Exercise directions:
Extract all of the entries and set them down verbatim.

Supplied entries:
** begin **

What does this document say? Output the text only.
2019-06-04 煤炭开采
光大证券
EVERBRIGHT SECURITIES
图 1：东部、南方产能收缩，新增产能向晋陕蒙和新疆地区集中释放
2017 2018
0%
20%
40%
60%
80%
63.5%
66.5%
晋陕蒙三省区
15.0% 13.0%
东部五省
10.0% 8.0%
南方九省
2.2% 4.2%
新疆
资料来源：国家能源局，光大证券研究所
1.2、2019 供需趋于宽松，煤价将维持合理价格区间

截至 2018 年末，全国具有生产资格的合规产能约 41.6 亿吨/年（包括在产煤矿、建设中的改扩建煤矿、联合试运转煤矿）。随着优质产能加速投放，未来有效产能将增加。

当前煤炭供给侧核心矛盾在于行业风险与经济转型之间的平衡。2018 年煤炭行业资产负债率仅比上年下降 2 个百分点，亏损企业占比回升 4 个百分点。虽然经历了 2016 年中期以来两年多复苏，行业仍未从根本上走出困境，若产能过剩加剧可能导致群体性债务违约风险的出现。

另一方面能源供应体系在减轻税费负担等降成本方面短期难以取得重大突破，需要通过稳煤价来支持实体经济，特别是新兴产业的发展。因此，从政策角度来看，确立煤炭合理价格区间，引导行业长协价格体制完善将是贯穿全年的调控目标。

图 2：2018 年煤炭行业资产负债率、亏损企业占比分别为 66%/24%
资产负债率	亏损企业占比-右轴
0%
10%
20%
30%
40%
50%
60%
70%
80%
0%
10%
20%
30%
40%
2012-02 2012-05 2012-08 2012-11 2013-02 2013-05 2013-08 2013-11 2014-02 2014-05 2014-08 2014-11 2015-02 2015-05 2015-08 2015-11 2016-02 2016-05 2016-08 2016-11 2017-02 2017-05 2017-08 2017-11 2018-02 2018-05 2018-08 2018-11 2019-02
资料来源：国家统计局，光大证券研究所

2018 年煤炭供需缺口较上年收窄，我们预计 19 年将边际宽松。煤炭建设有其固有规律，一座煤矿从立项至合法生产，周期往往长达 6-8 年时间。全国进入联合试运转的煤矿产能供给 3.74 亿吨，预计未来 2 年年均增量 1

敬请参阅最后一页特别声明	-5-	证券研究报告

** end **

Completed exercise:
What does this document say? Output the text only.
2019-06-04 煤炭开采
光大证券
EVERBRIGHT SECURITIES
图 1：东部、南方产能收缩，新增产能向晋陕蒙和新疆地区集中释放
2017 2018
0%
20%
40%
60%
80%
63.5%
66.5%
晋陕蒙三省区
15.0% 13.0%
东部五省
10.0% 8.0%
南方九省
2.2% 4.2%
新疆
资料来源：国家能源局，光大证券研究所
1.2、2019 供需趋于宽松，煤价将维持合理价格区间

截至 2018 年末，全国具有生产资格的合规产能约 41.6 亿吨/年（包括在产煤矿、建设中的改扩建煤矿、联合试运转煤矿）。随着优质产能加速投放，未来有效产能将增加。

当前煤炭供给侧核心矛盾在于行业风险与经济转型之间的平衡。2018 年煤炭行业资产负债率仅比上年下降 2 个百分点，亏损企业占比回升 4 个百分点。虽然经历了 2016 年中期以来两年多复苏，行业仍未从根本上走出困境，若产能过剩加剧可能导致群体性债务违约风险的出现。

另一方面能源供应体系在减轻税费负担等降成本方面短期难以取得重大突破，需要通过稳煤价来支持实体经济，特别是新兴产业的发展。因此，从政策角度来看，确立煤炭合理价格区间，引导行业长协价格体制完善将是贯穿全年的调控目标。

图 2：2018 年煤炭行业资产负债率、亏损企业占比分别为 66%/24%
资产负债率	亏损企业占比-右轴
0%
10%
20%
30%
40%
50%
60%
70%
80%
0%
10%
20%
30%
40%
2012-02 2012-05 2012-08 2012-11 2013-02 2013-05 2013-08 2013-11 2014-02 2014-05 2014-08 2014-11 2015-02 2015-05 2015-08 2015-11 2016-02 2016-05 2016-08 2016-11 2017-02 2017-05 2017-08 2017-11 2018-02 2018-05 2018-08 2018-11 2019-02
资料来源：国家统计局，光大证券研究所

2018 年煤炭供需缺口较上年收窄，我们预计 19 年将边际宽松。煤炭建设有其固有规律，一座煤矿从立项至合法生产，周期往往长达 6-8 年时间。全国进入联合试运转的煤矿产能供给 3.74 亿吨，预计未来 2 年年均增量 1

敬请参阅最后一页特别声明	-5-	证券研究报告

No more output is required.